------ Provided material ------

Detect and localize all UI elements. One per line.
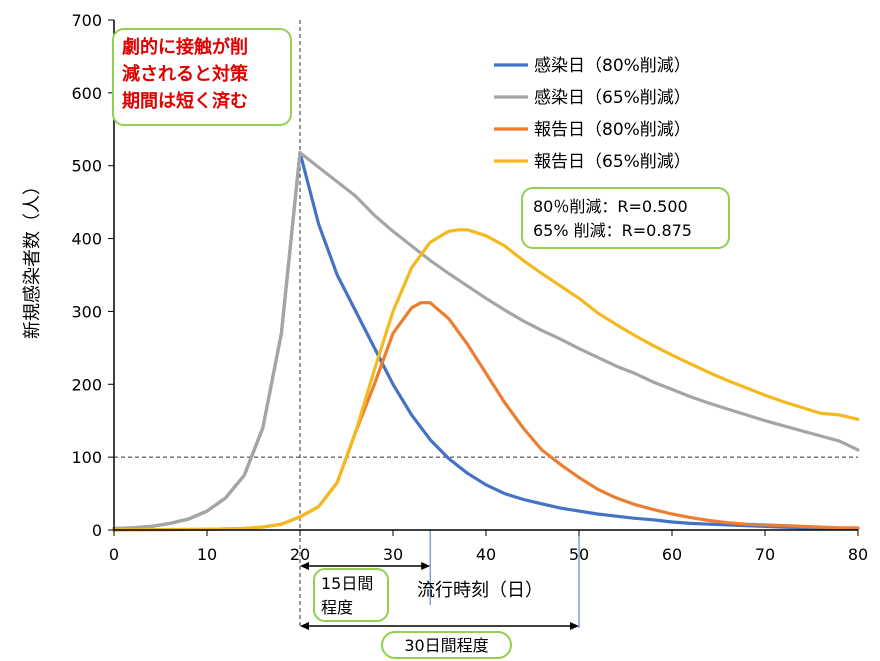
series-line-2 <box>112 151 860 531</box>
r-value-box: 80％削減：R=0.500 65% 削減：R=0.875 <box>521 187 730 249</box>
x-tick-label: 80 <box>848 545 868 564</box>
y-tick-label: 700 <box>71 11 102 30</box>
y-axis-title: 新規感染者数（人） <box>22 177 43 339</box>
x-tick-label: 0 <box>109 545 119 564</box>
span-30-label: 30日間程度 <box>381 631 512 659</box>
x-axis-title: 流行時刻（日） <box>417 580 543 601</box>
x-tick-label: 40 <box>476 545 496 564</box>
x-tick-label: 70 <box>755 545 775 564</box>
r-value-line: 80％削減：R=0.500 <box>533 197 688 216</box>
legend-label-1: 感染日（80%削減） <box>534 56 691 76</box>
x-tick-label: 60 <box>662 545 682 564</box>
span-arrow-15-head-left <box>300 562 309 570</box>
y-tick-label: 0 <box>92 521 102 540</box>
r-value-line: 65% 削減：R=0.875 <box>533 221 692 240</box>
legend: 感染日（80%削減） 感染日（65%削減） 報告日（80%削減） 報告日（65%削減） <box>494 56 691 172</box>
note-line: 減されると対策 <box>122 64 248 85</box>
y-tick-label: 400 <box>71 230 102 249</box>
span-15-label: 15日間 程度 <box>313 568 389 622</box>
series-line-1 <box>112 151 860 531</box>
legend-label-2: 感染日（65%削減） <box>534 88 691 108</box>
y-tick-label: 300 <box>71 302 102 321</box>
series-line-4 <box>112 228 860 532</box>
note-line: 期間は短く済む <box>122 91 248 112</box>
y-tick-label: 600 <box>71 84 102 103</box>
note-box: 劇的に接触が削 減されると対策 期間は短く済む <box>112 28 292 126</box>
x-tick-label: 10 <box>197 545 217 564</box>
span-15-line: 15日間 <box>321 574 374 593</box>
x-tick-label: 20 <box>290 545 310 564</box>
legend-label-4: 報告日（65%削減） <box>534 152 691 172</box>
y-tick-label: 500 <box>71 157 102 176</box>
y-tick-label: 200 <box>71 375 102 394</box>
span-arrow-30-head-left <box>300 622 309 630</box>
span-15-line: 程度 <box>321 598 354 617</box>
y-tick-label: 100 <box>71 448 102 467</box>
span-arrow-15-head-right <box>421 562 431 570</box>
note-line: 劇的に接触が削 <box>122 37 248 58</box>
legend-label-3: 報告日（80%削減） <box>534 120 691 140</box>
plot-area <box>112 20 860 630</box>
x-tick-label: 30 <box>383 545 403 564</box>
span-arrow-30-head-right <box>570 622 579 630</box>
x-tick-label: 50 <box>569 545 589 564</box>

------

• Task goal
Put the material from the line with "series-line-2 <box>112 151 860 531</box>" up to and including the line with "span-arrow-15-head-left <box>300 562" into a Markdown table with the columns No. and Entry, numbering each row and skipping any blank lines.

• Output below
| No. | Entry |
|---|---|
| 1 | series-line-2 <box>112 151 860 531</box> |
| 2 | r-value-box: 80％削減：R=0.500 65% 削減：R=0.875 <box>521 187 730 249</box> |
| 3 | x-tick-label: 80 <box>848 545 868 564</box> |
| 4 | y-tick-label: 700 <box>71 11 102 30</box> |
| 5 | y-axis-title: 新規感染者数（人） <box>22 177 43 339</box> |
| 6 | x-tick-label: 0 <box>109 545 119 564</box> |
| 7 | span-30-label: 30日間程度 <box>381 631 512 659</box> |
| 8 | x-axis-title: 流行時刻（日） <box>417 580 543 601</box> |
| 9 | x-tick-label: 40 <box>476 545 496 564</box> |
| 10 | x-tick-label: 70 <box>755 545 775 564</box> |
| 11 | r-value-line: 80％削減：R=0.500 <box>533 197 688 216</box> |
| 12 | legend-label-1: 感染日（80%削減） <box>534 56 691 76</box> |
| 13 | x-tick-label: 60 <box>662 545 682 564</box> |
| 14 | span-arrow-15-head-left <box>300 562 309 570</box> |